In the entries that follow, count each line containing "JSON" and state the total, nothing more.

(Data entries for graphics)
┄┄┄┄┄┄┄┄┄┄┄┄┄┄┄┄┄┄┄┄

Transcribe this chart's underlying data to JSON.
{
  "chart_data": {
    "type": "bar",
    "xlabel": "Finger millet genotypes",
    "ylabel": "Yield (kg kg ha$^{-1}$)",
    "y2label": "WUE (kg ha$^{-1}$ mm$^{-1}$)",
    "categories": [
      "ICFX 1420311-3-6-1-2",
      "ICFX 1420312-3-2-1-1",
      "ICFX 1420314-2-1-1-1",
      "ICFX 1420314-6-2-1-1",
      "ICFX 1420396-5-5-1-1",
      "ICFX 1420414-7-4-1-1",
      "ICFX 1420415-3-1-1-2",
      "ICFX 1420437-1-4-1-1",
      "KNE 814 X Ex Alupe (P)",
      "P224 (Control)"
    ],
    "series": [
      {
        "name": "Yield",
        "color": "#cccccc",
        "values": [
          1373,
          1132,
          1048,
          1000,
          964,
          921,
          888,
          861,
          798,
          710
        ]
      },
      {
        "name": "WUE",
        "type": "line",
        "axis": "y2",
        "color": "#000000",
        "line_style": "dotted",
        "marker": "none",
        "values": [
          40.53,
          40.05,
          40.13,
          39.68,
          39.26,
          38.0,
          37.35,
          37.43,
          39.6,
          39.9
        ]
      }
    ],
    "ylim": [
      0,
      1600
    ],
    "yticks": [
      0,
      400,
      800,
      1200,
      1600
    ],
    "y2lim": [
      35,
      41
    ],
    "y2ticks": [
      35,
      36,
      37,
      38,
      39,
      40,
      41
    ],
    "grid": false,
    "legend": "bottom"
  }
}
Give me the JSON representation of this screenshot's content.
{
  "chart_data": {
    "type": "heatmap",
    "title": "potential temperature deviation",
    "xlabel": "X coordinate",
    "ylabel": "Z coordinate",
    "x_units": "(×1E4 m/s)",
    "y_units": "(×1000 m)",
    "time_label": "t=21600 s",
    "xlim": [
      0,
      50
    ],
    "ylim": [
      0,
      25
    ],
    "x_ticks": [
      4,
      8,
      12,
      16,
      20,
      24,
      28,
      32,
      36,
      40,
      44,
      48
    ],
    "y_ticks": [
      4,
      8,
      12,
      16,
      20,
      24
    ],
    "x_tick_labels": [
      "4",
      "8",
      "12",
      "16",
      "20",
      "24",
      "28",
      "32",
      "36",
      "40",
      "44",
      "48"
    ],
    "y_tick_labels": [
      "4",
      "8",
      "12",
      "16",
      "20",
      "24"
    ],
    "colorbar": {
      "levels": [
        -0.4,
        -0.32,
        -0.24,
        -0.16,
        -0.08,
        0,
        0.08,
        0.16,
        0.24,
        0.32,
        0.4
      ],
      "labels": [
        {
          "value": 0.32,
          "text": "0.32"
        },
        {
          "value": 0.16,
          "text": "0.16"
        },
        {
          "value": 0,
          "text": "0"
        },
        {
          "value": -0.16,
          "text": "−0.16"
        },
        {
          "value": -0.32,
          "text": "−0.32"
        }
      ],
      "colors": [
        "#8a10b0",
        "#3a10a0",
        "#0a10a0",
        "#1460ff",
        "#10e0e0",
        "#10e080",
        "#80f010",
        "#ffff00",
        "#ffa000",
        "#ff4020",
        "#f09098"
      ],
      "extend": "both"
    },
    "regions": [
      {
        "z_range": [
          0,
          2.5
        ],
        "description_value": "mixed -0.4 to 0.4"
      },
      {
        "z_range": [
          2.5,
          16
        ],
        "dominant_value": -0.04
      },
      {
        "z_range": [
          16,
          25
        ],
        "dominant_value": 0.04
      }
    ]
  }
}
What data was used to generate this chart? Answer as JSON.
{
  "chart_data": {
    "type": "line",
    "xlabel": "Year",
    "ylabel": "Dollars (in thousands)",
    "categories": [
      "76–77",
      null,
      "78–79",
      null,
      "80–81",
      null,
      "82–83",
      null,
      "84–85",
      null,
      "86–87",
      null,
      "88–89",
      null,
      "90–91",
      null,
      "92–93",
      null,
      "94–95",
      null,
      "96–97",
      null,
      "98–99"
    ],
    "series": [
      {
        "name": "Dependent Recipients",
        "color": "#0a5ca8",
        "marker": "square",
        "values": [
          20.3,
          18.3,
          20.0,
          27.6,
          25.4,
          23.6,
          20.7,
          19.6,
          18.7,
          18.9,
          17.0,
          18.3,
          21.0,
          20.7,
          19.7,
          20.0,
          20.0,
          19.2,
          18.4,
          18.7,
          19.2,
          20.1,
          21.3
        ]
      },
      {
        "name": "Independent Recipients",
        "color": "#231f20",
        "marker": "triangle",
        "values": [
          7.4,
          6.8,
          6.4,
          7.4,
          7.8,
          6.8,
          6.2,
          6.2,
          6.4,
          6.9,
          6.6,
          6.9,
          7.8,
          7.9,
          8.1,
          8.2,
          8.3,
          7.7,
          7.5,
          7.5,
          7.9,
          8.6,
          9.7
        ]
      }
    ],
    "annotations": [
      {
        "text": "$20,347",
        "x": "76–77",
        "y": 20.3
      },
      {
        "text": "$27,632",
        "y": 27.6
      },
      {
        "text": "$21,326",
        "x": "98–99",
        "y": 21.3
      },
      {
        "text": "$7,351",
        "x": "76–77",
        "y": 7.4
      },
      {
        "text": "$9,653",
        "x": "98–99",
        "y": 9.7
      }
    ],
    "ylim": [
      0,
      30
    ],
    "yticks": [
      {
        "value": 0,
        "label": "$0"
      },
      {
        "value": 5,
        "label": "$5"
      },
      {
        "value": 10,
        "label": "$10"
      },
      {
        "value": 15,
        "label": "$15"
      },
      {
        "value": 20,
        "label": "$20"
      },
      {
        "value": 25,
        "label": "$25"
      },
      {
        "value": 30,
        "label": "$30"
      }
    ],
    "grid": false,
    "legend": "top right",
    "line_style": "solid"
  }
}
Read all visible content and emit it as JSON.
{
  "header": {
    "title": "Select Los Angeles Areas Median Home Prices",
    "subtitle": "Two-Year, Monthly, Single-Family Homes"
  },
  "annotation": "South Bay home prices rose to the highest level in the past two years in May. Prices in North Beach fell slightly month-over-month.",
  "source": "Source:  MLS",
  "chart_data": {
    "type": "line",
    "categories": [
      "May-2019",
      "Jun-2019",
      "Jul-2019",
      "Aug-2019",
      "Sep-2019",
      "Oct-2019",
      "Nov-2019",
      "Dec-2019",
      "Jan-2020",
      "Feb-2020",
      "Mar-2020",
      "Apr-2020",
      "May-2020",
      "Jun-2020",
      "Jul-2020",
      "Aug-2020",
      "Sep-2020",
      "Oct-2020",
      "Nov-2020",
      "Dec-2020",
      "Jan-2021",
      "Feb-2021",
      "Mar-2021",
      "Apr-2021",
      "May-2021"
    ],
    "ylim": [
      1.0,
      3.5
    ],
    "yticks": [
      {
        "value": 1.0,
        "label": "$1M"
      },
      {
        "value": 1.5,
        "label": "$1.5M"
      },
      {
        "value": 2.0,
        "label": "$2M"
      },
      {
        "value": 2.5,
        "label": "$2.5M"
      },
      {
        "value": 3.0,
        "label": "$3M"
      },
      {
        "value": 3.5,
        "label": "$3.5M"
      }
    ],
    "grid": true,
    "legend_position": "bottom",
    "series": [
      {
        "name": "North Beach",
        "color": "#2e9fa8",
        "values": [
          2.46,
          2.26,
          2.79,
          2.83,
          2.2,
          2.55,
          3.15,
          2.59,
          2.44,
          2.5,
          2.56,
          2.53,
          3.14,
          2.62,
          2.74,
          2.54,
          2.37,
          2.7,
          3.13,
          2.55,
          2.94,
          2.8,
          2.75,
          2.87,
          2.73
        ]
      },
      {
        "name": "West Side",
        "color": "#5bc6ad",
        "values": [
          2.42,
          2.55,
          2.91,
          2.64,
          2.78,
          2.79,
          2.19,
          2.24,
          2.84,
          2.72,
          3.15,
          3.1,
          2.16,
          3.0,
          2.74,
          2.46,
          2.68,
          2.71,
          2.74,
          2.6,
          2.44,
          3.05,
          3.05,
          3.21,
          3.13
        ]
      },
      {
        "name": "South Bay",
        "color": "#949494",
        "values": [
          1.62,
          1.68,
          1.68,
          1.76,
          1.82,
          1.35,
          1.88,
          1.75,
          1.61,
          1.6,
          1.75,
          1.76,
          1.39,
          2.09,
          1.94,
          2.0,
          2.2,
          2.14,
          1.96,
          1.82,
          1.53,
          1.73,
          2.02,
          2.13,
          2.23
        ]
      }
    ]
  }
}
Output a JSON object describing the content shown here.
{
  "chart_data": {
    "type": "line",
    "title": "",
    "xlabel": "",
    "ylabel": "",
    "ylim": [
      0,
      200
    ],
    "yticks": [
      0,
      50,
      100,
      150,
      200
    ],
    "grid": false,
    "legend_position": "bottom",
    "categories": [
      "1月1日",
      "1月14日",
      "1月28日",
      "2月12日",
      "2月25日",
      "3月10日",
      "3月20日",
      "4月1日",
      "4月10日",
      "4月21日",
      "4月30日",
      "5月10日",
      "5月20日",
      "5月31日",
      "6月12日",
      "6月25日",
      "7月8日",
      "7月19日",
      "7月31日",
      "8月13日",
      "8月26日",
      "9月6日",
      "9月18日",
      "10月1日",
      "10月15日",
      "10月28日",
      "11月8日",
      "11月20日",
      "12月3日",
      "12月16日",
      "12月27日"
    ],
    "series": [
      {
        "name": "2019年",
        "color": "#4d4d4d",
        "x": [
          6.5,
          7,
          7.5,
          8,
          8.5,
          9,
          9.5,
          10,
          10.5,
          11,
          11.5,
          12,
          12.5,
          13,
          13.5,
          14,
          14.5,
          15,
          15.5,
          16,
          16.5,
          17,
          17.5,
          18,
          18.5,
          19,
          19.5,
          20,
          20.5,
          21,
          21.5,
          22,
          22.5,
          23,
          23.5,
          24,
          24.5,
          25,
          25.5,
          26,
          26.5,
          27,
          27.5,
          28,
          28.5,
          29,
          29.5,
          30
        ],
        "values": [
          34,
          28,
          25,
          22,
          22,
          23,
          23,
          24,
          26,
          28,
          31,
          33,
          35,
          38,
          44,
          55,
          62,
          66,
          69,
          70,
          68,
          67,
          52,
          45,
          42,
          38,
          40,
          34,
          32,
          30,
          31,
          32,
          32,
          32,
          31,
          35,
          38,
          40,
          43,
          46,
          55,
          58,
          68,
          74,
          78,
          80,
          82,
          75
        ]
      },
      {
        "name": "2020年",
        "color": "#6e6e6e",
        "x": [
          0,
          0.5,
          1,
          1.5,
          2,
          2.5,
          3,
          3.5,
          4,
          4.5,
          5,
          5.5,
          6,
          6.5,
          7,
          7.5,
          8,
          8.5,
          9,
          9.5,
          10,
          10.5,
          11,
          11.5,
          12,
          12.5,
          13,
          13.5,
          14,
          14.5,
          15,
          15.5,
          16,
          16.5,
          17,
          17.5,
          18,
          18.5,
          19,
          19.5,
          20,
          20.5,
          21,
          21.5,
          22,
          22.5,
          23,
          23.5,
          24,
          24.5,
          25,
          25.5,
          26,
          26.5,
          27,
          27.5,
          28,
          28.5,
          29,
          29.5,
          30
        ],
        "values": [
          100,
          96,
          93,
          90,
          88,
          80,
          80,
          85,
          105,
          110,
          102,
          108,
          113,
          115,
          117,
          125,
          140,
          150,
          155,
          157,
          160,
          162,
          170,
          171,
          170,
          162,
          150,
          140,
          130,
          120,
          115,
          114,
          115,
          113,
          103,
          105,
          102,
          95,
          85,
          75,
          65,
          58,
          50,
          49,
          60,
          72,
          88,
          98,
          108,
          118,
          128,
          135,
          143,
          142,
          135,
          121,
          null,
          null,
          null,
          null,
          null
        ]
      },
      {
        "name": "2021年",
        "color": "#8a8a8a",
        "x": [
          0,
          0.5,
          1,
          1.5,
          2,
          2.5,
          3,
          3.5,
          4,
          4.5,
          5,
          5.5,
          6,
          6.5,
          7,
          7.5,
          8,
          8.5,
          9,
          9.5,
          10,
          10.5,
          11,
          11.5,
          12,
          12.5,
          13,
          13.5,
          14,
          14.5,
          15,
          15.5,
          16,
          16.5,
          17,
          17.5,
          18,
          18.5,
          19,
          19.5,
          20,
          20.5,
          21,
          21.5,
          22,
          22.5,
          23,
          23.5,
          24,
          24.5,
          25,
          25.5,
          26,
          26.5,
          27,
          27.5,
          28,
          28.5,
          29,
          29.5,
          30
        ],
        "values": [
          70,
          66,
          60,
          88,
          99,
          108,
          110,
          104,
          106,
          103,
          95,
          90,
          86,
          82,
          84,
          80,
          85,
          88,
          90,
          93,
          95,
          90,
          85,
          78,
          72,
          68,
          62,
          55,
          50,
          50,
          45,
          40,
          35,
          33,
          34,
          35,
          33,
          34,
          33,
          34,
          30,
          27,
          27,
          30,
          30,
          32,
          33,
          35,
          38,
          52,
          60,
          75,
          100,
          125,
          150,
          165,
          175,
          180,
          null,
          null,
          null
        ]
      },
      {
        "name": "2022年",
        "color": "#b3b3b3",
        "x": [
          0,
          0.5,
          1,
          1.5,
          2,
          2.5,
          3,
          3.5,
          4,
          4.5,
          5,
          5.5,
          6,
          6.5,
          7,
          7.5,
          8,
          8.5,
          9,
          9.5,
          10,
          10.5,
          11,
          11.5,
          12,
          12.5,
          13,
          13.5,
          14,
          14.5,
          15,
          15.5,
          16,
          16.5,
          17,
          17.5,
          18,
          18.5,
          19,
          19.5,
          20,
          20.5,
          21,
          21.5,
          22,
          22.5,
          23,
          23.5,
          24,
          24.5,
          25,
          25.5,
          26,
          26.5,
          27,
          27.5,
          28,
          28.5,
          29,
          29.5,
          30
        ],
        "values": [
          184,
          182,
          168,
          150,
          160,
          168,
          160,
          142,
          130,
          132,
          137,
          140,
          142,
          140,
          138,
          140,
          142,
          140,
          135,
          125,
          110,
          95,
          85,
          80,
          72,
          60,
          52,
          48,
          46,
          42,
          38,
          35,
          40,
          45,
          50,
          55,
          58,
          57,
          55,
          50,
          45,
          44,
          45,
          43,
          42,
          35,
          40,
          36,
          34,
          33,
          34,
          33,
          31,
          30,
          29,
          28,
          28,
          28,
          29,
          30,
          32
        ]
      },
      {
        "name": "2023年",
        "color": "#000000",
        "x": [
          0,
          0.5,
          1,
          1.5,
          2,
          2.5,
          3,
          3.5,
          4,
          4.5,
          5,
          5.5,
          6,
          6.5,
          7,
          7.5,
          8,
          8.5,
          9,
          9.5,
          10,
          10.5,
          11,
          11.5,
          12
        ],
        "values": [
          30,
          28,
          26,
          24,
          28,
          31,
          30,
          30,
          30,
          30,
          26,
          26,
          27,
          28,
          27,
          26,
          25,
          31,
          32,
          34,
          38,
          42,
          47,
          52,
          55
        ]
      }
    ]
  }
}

┄┄┄┄┄┄┄┄┄┄┄┄┄┄┄┄┄┄┄┄

_EXERCISE OUTPUT:_ 5